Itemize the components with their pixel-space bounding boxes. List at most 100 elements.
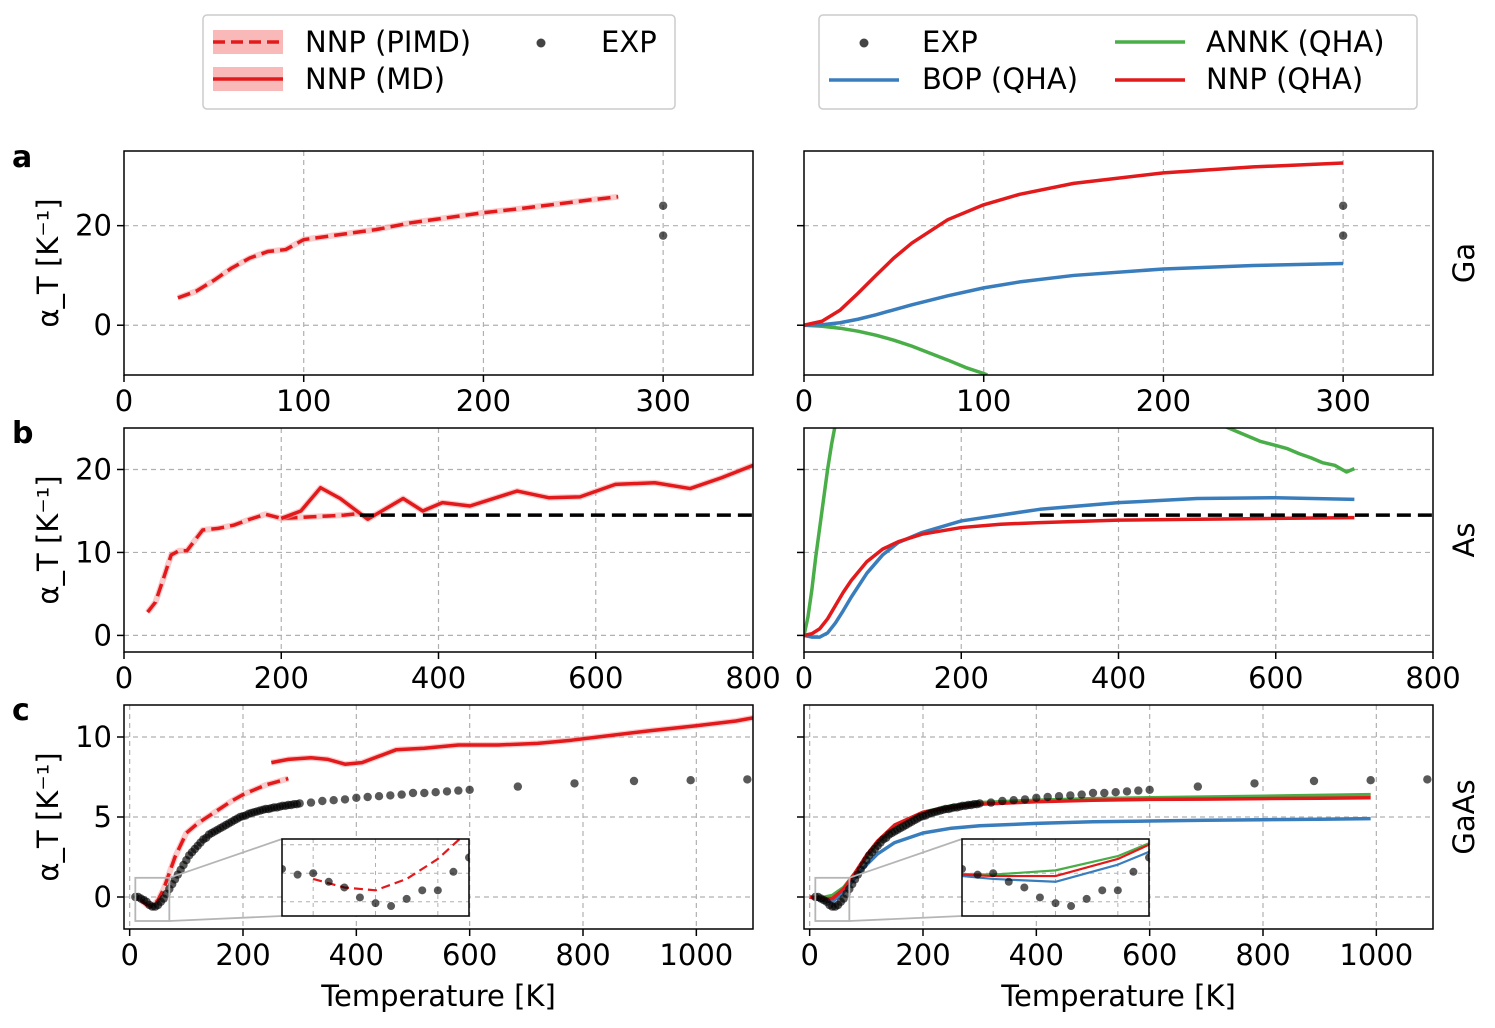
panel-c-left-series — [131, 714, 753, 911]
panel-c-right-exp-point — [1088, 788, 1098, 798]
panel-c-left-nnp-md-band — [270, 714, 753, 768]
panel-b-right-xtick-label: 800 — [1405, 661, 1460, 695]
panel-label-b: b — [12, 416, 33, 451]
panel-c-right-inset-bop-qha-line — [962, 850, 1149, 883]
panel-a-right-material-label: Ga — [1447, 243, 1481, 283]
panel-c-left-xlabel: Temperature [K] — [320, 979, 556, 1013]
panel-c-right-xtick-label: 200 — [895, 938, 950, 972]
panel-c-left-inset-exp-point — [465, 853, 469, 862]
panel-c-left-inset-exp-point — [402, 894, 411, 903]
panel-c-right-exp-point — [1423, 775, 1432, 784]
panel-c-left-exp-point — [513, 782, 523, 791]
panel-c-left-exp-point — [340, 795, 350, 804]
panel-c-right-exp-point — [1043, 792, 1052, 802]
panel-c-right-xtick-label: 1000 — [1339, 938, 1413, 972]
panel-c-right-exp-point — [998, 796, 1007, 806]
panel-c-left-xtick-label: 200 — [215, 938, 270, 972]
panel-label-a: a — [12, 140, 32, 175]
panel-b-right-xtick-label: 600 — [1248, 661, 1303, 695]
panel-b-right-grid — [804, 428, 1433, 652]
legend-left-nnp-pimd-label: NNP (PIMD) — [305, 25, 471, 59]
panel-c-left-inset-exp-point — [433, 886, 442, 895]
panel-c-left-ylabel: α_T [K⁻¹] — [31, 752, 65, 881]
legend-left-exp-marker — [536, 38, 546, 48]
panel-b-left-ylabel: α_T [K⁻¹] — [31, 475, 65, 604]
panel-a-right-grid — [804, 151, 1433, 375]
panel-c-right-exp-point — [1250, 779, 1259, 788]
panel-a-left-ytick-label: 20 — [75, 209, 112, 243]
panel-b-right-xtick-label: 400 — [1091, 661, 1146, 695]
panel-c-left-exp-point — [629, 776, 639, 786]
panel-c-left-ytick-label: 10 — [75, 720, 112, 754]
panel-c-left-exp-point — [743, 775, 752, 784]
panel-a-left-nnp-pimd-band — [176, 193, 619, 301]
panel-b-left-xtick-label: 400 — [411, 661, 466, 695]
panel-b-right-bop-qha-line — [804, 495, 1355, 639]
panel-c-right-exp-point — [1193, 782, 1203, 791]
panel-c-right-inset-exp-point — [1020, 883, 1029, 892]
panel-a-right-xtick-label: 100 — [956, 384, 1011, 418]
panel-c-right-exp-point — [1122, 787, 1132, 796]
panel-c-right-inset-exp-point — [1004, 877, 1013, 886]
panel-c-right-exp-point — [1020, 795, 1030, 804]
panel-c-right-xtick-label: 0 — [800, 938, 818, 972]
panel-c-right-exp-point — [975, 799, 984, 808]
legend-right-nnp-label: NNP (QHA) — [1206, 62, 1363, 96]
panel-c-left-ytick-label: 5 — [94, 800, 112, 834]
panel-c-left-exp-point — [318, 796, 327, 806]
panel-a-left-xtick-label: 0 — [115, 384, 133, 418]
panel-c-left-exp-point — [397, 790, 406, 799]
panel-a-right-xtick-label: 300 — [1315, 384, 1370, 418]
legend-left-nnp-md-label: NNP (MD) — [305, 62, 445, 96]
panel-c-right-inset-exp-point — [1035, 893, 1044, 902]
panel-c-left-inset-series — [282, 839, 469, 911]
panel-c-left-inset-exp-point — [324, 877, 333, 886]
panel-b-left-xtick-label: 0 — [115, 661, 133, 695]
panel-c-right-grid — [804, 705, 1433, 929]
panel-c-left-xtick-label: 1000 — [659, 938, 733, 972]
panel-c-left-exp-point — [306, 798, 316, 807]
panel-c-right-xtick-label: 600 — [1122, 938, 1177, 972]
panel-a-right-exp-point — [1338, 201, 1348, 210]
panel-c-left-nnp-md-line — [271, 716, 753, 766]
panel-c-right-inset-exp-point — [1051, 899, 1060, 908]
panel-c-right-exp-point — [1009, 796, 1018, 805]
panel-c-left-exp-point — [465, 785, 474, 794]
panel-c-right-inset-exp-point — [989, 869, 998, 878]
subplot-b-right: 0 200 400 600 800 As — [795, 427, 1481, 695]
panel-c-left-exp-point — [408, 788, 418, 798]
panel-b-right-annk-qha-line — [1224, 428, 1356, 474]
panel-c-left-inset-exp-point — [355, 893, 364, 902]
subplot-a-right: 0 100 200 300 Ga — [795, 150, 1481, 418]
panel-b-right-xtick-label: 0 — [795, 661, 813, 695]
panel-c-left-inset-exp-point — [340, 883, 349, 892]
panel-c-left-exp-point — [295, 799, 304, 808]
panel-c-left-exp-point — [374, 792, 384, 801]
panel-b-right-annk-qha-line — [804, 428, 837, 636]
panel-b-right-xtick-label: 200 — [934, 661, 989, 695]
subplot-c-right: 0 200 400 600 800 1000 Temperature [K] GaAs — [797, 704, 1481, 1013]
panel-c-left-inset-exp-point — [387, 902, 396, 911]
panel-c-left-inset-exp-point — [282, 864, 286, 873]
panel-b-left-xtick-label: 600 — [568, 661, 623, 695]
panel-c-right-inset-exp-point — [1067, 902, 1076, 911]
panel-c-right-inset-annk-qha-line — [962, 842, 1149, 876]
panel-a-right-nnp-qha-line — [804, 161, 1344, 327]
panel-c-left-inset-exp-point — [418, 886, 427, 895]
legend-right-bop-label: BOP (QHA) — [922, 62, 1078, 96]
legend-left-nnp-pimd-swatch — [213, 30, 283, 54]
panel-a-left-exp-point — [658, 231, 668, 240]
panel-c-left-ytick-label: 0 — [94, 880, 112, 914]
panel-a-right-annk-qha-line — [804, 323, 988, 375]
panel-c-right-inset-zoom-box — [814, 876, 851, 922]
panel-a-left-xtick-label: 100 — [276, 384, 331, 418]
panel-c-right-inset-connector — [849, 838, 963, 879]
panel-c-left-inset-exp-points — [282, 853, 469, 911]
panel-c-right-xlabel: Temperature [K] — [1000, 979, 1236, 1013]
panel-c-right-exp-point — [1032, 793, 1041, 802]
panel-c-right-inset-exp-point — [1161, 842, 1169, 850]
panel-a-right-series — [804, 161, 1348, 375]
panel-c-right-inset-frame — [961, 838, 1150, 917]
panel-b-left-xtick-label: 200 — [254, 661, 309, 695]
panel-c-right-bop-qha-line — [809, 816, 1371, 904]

----------------

**Short exercise:** Reproduce every line of the entries above verbatim, leaving out the pictures.

**Task output:**
Itemize the components with their pixel-space bounding boxes. List at most 100 elements.
panel-c-left-series — [131, 714, 753, 911]
panel-c-right-exp-point — [1088, 788, 1098, 798]
panel-c-left-nnp-md-band — [270, 714, 753, 768]
panel-b-right-xtick-label: 800 — [1405, 661, 1460, 695]
panel-label-b: b — [12, 416, 33, 451]
panel-c-right-inset-bop-qha-line — [962, 850, 1149, 883]
panel-a-right-material-label: Ga — [1447, 243, 1481, 283]
panel-c-left-xlabel: Temperature [K] — [320, 979, 556, 1013]
panel-c-right-xtick-label: 200 — [895, 938, 950, 972]
panel-c-left-inset-exp-point — [465, 853, 469, 862]
panel-c-left-inset-exp-point — [402, 894, 411, 903]
panel-c-right-exp-point — [1423, 775, 1432, 784]
panel-c-left-exp-point — [513, 782, 523, 791]
panel-c-left-exp-point — [340, 795, 350, 804]
panel-c-right-exp-point — [1043, 792, 1052, 802]
panel-c-right-xtick-label: 1000 — [1339, 938, 1413, 972]
panel-c-right-exp-point — [998, 796, 1007, 806]
panel-c-left-xtick-label: 200 — [215, 938, 270, 972]
panel-label-a: a — [12, 140, 32, 175]
panel-b-right-xtick-label: 600 — [1248, 661, 1303, 695]
panel-b-right-grid — [804, 428, 1433, 652]
legend-left-nnp-pimd-label: NNP (PIMD) — [305, 25, 471, 59]
panel-c-left-inset-exp-point — [433, 886, 442, 895]
panel-c-left-ylabel: α_T [K⁻¹] — [31, 752, 65, 881]
legend-left-exp-marker — [536, 38, 546, 48]
panel-b-left-ylabel: α_T [K⁻¹] — [31, 475, 65, 604]
panel-a-right-grid — [804, 151, 1433, 375]
panel-c-right-exp-point — [1250, 779, 1259, 788]
panel-a-left-ytick-label: 20 — [75, 209, 112, 243]
panel-b-right-xtick-label: 400 — [1091, 661, 1146, 695]
panel-c-left-exp-point — [629, 776, 639, 786]
panel-c-left-ytick-label: 10 — [75, 720, 112, 754]
panel-c-left-exp-point — [743, 775, 752, 784]
panel-a-left-nnp-pimd-band — [176, 193, 619, 301]
panel-b-left-xtick-label: 400 — [411, 661, 466, 695]
panel-b-right-bop-qha-line — [804, 495, 1355, 639]
panel-c-right-exp-point — [1193, 782, 1203, 791]
panel-c-right-inset-exp-point — [1020, 883, 1029, 892]
panel-a-right-xtick-label: 100 — [956, 384, 1011, 418]
panel-c-right-exp-point — [1122, 787, 1132, 796]
panel-c-right-inset-exp-point — [1004, 877, 1013, 886]
panel-c-right-exp-point — [1020, 795, 1030, 804]
panel-c-right-xtick-label: 0 — [800, 938, 818, 972]
panel-c-right-exp-point — [975, 799, 984, 808]
legend-right-nnp-label: NNP (QHA) — [1206, 62, 1363, 96]
panel-c-left-ytick-label: 5 — [94, 800, 112, 834]
panel-c-left-exp-point — [318, 796, 327, 806]
panel-a-left-xtick-label: 0 — [115, 384, 133, 418]
panel-c-left-exp-point — [397, 790, 406, 799]
panel-a-right-xtick-label: 300 — [1315, 384, 1370, 418]
legend-left-nnp-md-label: NNP (MD) — [305, 62, 445, 96]
panel-c-right-inset-exp-point — [1035, 893, 1044, 902]
panel-c-left-inset-series — [282, 839, 469, 911]
panel-c-left-inset-exp-point — [324, 877, 333, 886]
panel-b-left-xtick-label: 0 — [115, 661, 133, 695]
panel-c-right-grid — [804, 705, 1433, 929]
panel-c-left-xtick-label: 1000 — [659, 938, 733, 972]
panel-c-left-exp-point — [306, 798, 316, 807]
panel-c-right-xtick-label: 600 — [1122, 938, 1177, 972]
panel-a-right-exp-point — [1338, 201, 1348, 210]
panel-c-left-nnp-md-line — [271, 716, 753, 766]
panel-c-right-inset-exp-point — [1051, 899, 1060, 908]
panel-c-right-exp-point — [1009, 796, 1018, 805]
panel-c-left-exp-point — [465, 785, 474, 794]
panel-c-right-inset-exp-point — [989, 869, 998, 878]
subplot-b-right: 0 200 400 600 800 As — [795, 427, 1481, 695]
panel-c-left-exp-point — [408, 788, 418, 798]
panel-b-right-annk-qha-line — [1224, 428, 1356, 474]
panel-c-left-inset-exp-point — [355, 893, 364, 902]
subplot-a-right: 0 100 200 300 Ga — [795, 150, 1481, 418]
panel-b-right-xtick-label: 0 — [795, 661, 813, 695]
panel-c-left-inset-exp-point — [340, 883, 349, 892]
panel-c-left-exp-point — [295, 799, 304, 808]
panel-c-left-exp-point — [374, 792, 384, 801]
panel-b-right-annk-qha-line — [804, 428, 837, 636]
panel-b-right-xtick-label: 200 — [934, 661, 989, 695]
subplot-c-right: 0 200 400 600 800 1000 Temperature [K] GaAs — [797, 704, 1481, 1013]
panel-c-left-inset-exp-point — [387, 902, 396, 911]
panel-c-left-inset-exp-point — [282, 864, 286, 873]
panel-b-left-xtick-label: 600 — [568, 661, 623, 695]
panel-c-right-inset-exp-point — [1067, 902, 1076, 911]
panel-c-right-inset-annk-qha-line — [962, 842, 1149, 876]
panel-a-right-nnp-qha-line — [804, 161, 1344, 327]
panel-c-left-inset-exp-point — [418, 886, 427, 895]
legend-right-bop-label: BOP (QHA) — [922, 62, 1078, 96]
legend-left-nnp-pimd-swatch — [213, 30, 283, 54]
panel-a-left-exp-point — [658, 231, 668, 240]
panel-c-left-ytick-label: 0 — [94, 880, 112, 914]
panel-a-right-annk-qha-line — [804, 323, 988, 375]
panel-c-right-inset-zoom-box — [814, 876, 851, 922]
panel-a-left-xtick-label: 100 — [276, 384, 331, 418]
panel-c-right-inset-connector — [849, 838, 963, 879]
panel-c-left-inset-exp-points — [282, 853, 469, 911]
panel-c-right-xlabel: Temperature [K] — [1000, 979, 1236, 1013]
panel-c-right-exp-point — [1032, 793, 1041, 802]
panel-c-right-inset-exp-point — [1161, 842, 1169, 850]
panel-a-right-series — [804, 161, 1348, 375]
panel-c-right-inset-frame — [961, 838, 1150, 917]
panel-b-left-xtick-label: 200 — [254, 661, 309, 695]
panel-c-right-bop-qha-line — [809, 816, 1371, 904]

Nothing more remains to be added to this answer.